## Set task
Check every line of the data below for the string "Verifications", and copy the ones that hold it.
START Dataset records
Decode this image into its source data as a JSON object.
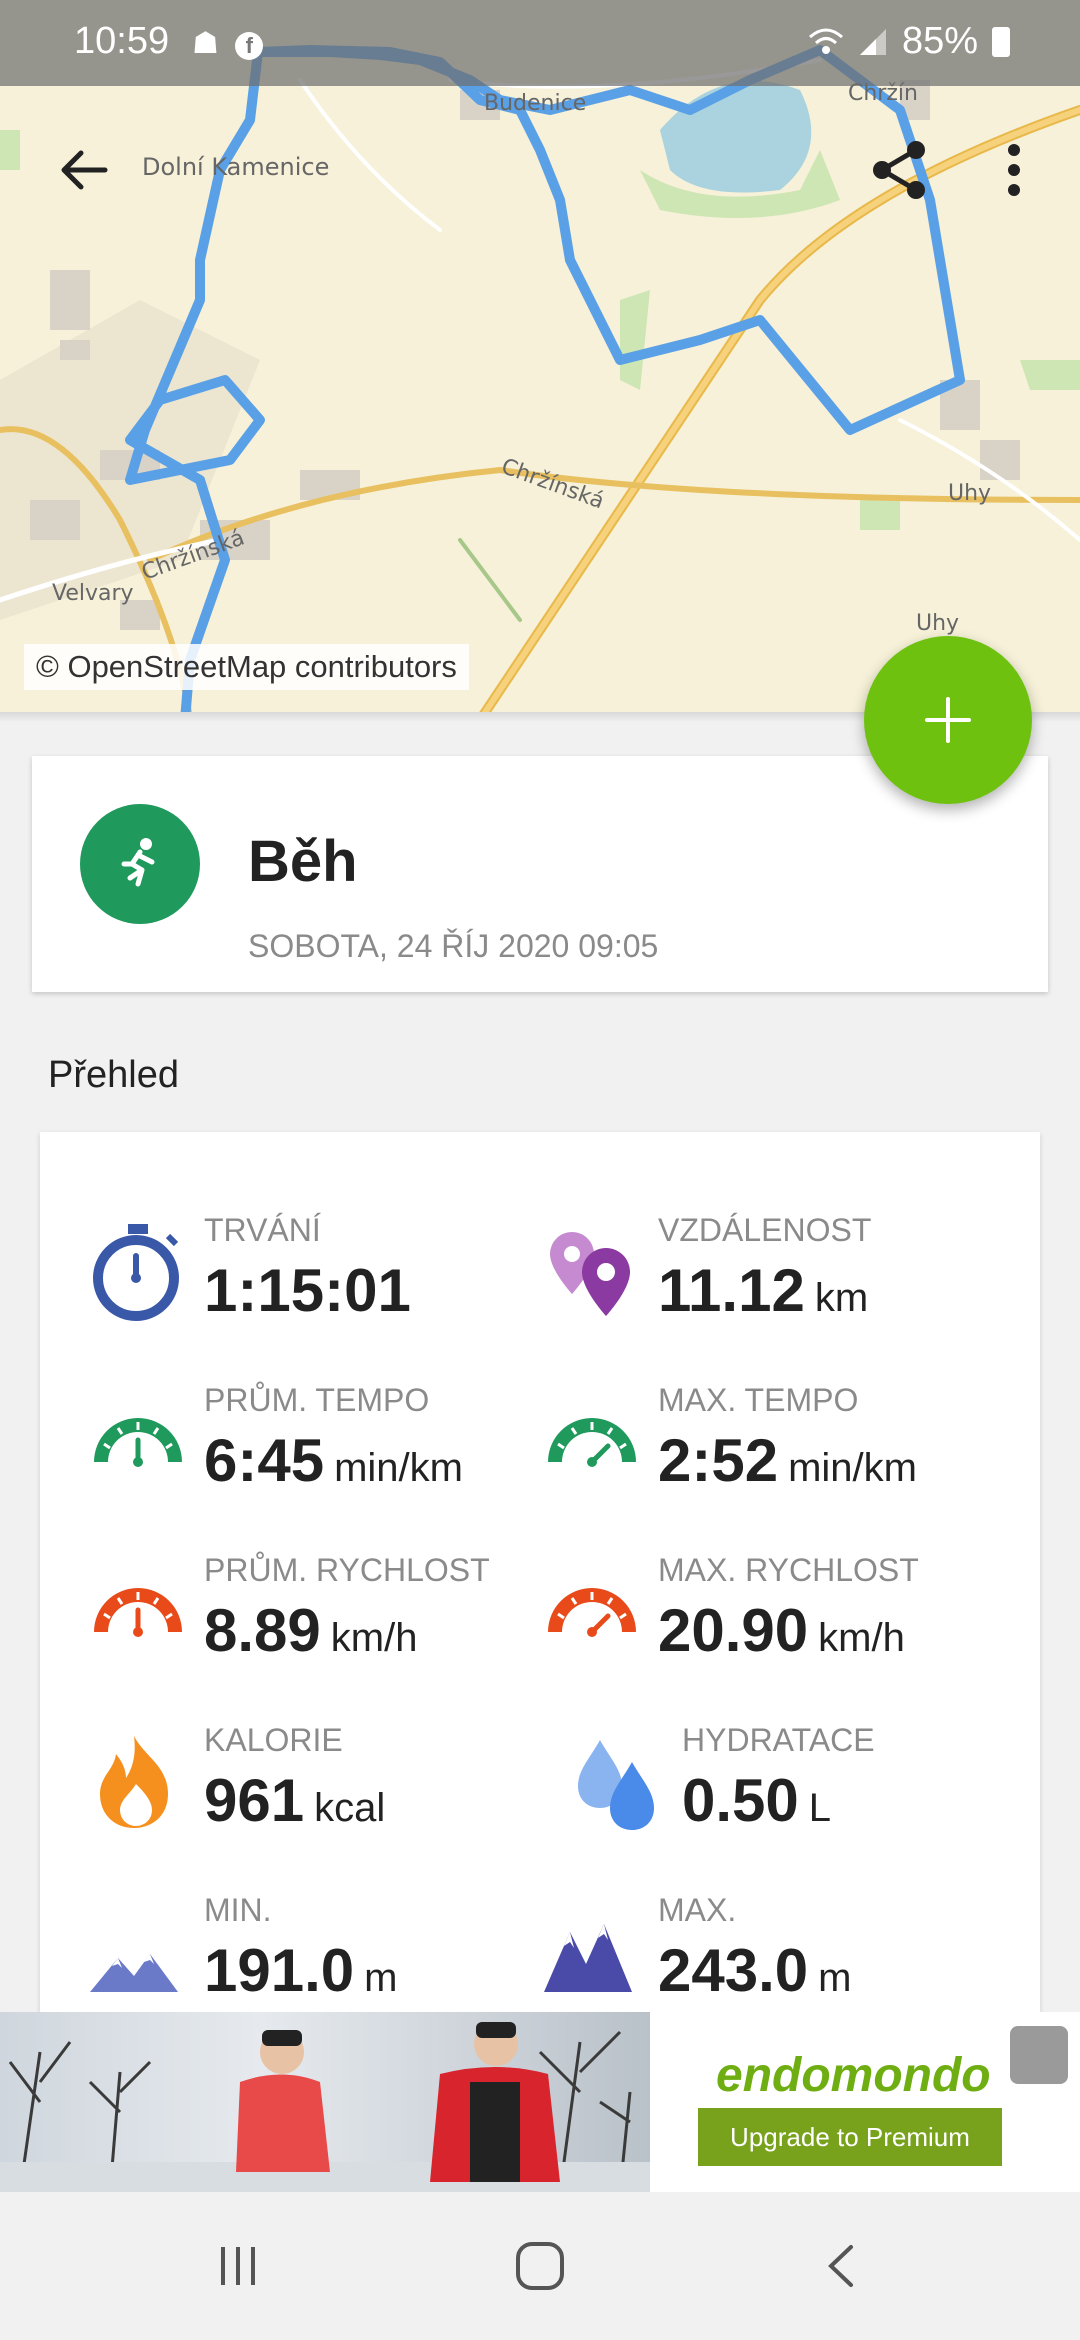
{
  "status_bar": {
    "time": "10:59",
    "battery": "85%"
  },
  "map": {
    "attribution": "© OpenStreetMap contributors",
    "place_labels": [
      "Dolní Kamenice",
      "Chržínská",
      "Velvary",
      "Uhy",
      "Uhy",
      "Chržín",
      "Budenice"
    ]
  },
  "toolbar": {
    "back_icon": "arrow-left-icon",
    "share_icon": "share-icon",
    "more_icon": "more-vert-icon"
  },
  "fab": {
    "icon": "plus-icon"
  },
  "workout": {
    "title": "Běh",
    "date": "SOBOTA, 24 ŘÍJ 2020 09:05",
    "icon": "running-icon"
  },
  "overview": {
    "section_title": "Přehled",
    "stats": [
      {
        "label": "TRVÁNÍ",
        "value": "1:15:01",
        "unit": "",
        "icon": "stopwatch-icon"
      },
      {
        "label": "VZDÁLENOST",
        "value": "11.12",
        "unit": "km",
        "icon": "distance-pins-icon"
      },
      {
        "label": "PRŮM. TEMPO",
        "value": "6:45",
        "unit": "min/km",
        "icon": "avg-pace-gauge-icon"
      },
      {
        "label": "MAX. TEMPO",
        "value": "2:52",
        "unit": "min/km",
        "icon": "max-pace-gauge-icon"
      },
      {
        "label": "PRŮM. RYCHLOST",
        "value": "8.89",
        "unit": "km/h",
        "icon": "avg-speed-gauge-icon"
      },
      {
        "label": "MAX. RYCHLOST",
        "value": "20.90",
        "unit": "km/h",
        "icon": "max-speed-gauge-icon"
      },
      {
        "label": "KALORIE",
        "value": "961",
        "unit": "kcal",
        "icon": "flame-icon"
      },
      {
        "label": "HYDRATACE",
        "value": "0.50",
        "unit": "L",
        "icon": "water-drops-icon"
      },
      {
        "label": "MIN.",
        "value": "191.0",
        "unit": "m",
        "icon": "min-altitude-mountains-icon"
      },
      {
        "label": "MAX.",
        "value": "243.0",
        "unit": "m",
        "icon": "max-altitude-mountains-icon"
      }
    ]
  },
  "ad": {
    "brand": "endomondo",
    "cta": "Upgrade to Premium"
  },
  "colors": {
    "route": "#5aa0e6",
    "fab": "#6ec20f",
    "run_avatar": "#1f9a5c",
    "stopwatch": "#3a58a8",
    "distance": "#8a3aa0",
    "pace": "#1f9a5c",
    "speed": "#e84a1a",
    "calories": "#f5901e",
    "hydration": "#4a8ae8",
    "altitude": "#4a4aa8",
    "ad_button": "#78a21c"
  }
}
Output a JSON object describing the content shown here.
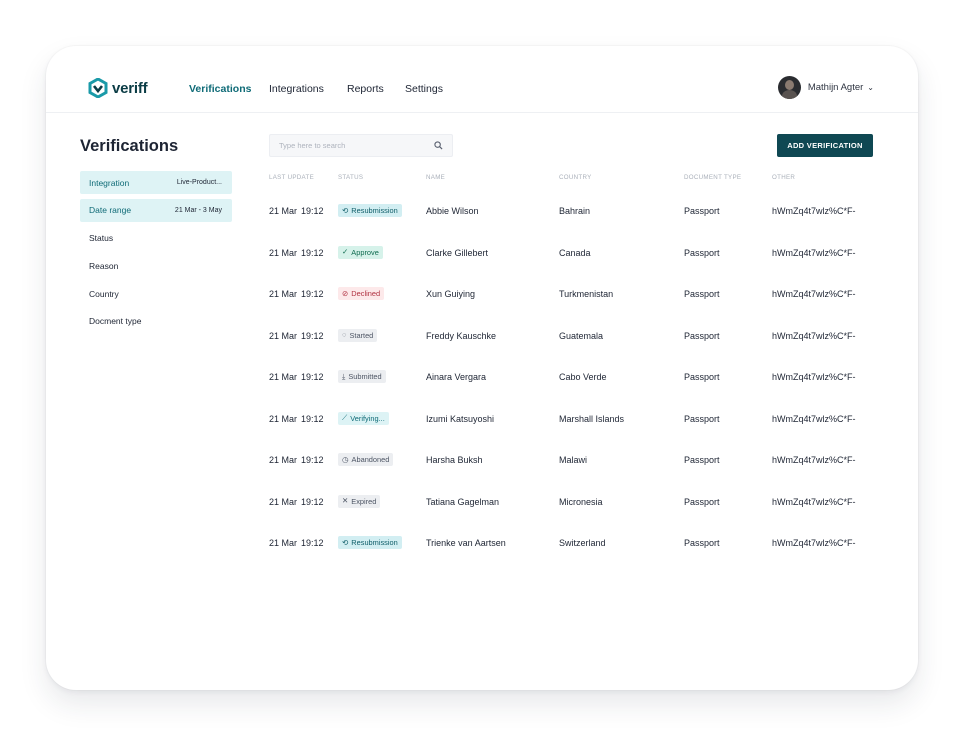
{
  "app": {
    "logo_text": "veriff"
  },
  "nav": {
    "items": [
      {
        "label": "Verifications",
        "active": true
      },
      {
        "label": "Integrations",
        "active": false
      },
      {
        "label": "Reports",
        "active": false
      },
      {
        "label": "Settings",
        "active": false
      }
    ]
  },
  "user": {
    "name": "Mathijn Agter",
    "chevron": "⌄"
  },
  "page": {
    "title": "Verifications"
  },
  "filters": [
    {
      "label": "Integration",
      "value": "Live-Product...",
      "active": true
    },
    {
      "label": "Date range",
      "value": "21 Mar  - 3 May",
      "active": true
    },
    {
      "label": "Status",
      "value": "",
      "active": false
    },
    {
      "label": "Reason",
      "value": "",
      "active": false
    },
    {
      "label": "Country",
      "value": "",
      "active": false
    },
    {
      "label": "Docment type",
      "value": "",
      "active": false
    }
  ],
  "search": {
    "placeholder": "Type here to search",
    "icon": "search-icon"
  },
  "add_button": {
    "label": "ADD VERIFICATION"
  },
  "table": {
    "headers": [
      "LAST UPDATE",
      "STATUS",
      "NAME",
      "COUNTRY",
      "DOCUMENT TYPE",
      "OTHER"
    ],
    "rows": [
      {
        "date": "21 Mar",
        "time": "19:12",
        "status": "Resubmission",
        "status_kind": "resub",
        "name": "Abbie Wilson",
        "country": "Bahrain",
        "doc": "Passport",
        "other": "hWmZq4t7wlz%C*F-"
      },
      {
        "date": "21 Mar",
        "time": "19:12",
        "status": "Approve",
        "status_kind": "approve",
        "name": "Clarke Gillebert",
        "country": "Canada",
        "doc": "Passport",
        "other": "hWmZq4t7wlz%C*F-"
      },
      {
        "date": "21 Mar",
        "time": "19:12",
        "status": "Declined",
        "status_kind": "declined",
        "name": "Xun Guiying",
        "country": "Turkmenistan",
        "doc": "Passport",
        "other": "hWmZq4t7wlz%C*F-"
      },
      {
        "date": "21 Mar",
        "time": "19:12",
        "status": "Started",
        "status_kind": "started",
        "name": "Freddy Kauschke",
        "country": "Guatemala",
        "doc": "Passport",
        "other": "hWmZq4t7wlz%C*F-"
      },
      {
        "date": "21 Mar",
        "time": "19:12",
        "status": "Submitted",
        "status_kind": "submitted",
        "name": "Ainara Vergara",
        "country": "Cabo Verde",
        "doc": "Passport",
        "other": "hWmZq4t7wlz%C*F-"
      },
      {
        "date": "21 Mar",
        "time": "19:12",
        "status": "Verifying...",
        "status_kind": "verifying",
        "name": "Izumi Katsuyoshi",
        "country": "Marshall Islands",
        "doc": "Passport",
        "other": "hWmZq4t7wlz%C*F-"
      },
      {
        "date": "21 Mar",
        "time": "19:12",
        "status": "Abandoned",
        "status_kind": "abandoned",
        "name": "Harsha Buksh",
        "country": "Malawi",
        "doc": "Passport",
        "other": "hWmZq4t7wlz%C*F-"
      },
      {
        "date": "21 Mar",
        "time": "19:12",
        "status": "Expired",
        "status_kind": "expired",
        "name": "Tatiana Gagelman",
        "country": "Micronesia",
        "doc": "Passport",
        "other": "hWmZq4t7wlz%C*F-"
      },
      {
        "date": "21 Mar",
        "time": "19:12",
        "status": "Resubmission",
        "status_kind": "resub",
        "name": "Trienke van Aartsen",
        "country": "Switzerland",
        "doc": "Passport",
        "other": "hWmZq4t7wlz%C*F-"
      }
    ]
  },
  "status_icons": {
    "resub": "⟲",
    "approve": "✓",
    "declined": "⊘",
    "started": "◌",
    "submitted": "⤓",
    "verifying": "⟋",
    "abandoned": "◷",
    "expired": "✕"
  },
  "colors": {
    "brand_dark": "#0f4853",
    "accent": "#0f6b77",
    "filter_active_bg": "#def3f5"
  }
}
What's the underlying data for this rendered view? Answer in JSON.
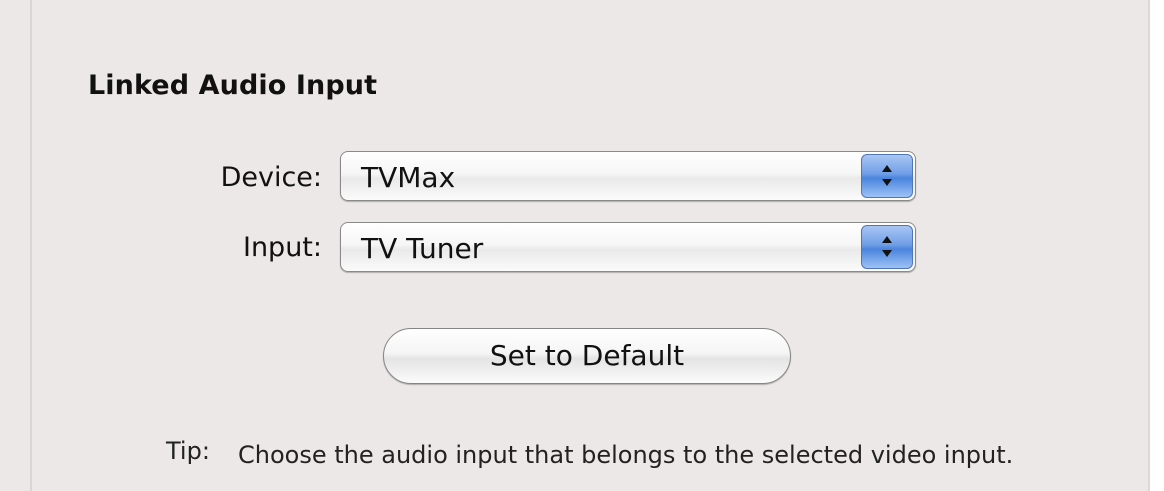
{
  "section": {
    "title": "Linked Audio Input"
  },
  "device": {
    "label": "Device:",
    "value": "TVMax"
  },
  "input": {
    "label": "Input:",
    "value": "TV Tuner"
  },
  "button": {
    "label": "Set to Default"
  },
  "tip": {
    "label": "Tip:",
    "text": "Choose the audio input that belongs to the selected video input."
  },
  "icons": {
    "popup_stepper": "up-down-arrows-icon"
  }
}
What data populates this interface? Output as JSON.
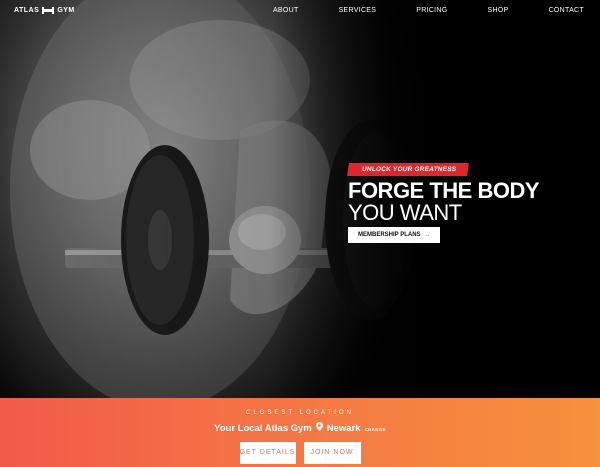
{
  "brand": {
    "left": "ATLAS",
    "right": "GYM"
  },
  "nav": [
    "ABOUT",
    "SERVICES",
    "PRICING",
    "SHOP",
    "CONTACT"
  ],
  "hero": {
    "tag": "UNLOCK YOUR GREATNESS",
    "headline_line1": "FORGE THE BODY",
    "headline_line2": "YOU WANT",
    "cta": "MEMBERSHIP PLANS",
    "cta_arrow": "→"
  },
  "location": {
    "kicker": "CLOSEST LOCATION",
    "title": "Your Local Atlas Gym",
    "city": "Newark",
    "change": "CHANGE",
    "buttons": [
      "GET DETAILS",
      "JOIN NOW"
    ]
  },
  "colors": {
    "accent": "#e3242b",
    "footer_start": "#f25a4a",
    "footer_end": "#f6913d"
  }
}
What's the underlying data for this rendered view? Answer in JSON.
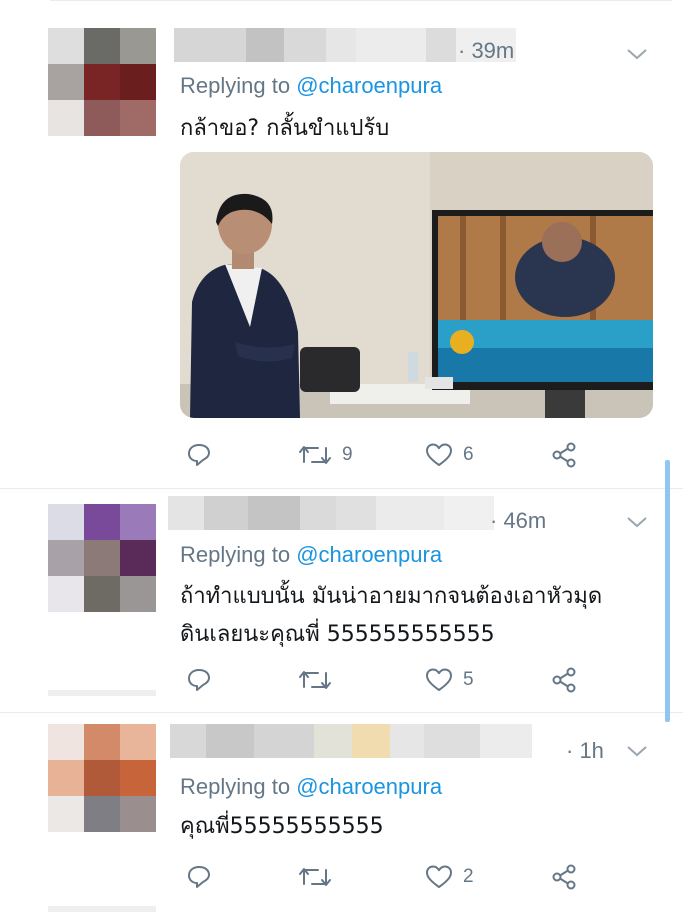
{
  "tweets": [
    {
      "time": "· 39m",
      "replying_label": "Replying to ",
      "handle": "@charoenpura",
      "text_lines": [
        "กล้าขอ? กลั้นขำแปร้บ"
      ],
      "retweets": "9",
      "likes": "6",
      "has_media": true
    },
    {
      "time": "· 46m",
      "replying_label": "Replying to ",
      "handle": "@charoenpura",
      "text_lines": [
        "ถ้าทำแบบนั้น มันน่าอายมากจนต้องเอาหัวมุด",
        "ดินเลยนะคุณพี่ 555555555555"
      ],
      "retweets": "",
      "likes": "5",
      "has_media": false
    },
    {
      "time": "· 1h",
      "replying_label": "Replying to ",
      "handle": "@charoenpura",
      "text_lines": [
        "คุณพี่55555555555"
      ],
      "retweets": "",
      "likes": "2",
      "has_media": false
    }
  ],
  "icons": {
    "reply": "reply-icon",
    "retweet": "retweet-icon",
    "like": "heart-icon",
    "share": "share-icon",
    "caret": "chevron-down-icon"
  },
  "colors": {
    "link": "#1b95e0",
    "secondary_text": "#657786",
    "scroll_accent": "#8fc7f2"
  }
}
END Dataset records
## The response
        "label": "Verifications",
    "title": "Verifications"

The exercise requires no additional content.